start PAGE

Running Your Own Recording Studio

Quote: (05-23-2016 08:21 AM)Mr. D Wrote:  

My personal rule of thumb being: If it sounds full at any volume, it's good.

I think I see where you are coming from with that, but that only applies to music that has been finally mastered and is 'out there'. End product. The opposite is true when music is being made and 'produced' in the studio. Not all volumes are equal.

When you are monitoring, you have to take into consideration the non-linearity of human hearing. You have to know what a Fletcher-Munson curve is.

The vast majority of mixing is done at a level where people talking among themselves is audible within the control room. There is a reason for that. And it's not just because the people in the studio don't want to go deaf. Though fatigue is definitely a factor.

A solid foundation in psycho-acoustics is called for.

Mixes need to sound full at low volume, at high volume, in stereo, in mono, on unbalanced systems like cars where the bass may be disproportionately high, and most tellingly of all, on a good system where everything else sounds wonderful, so why does your shit sound like crap? ;-)

end PAGE
start COLLECTED MATERIAL

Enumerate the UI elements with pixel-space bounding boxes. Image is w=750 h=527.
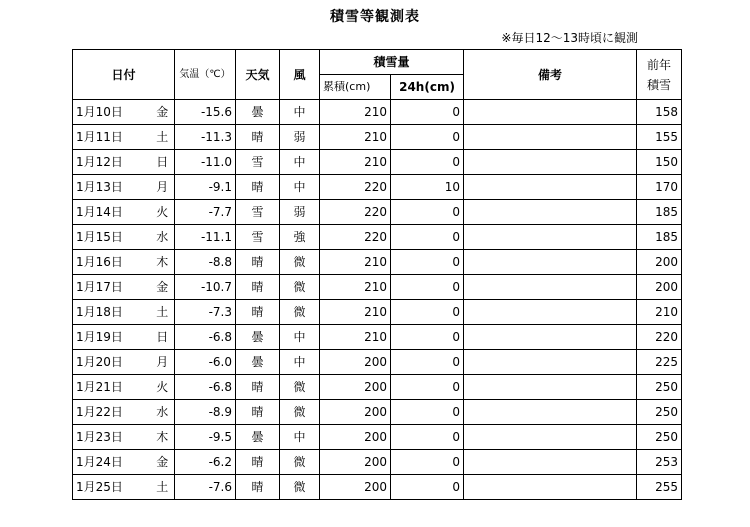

end COLLECTED MATERIAL

* PROBLEM TO SOLVE: Resume the post on mixing at different volumes, going on from its last sentence. You won't need the material here.

* EXERCISE RESULT:
Then we have mixing on headphones. There is a major school of thought that says this should never ever be done under any circumstances. And then there is the other school of thought that says it is possible with programs like TB-Isone-Pro and all the other speaker simulation software. Professional mixers use it, and it obviously does work for them. So where does the truth lie?

I think I may be guilty of the very thing I am railing against: Becoming too technical for its sake. It's a rabbit hole. Perhaps another thread is in order for us to just knock this stuff about.

Apologies once again GS, if I took your thread too off-track.

And apologies Mr. D, if I took your quote out of context.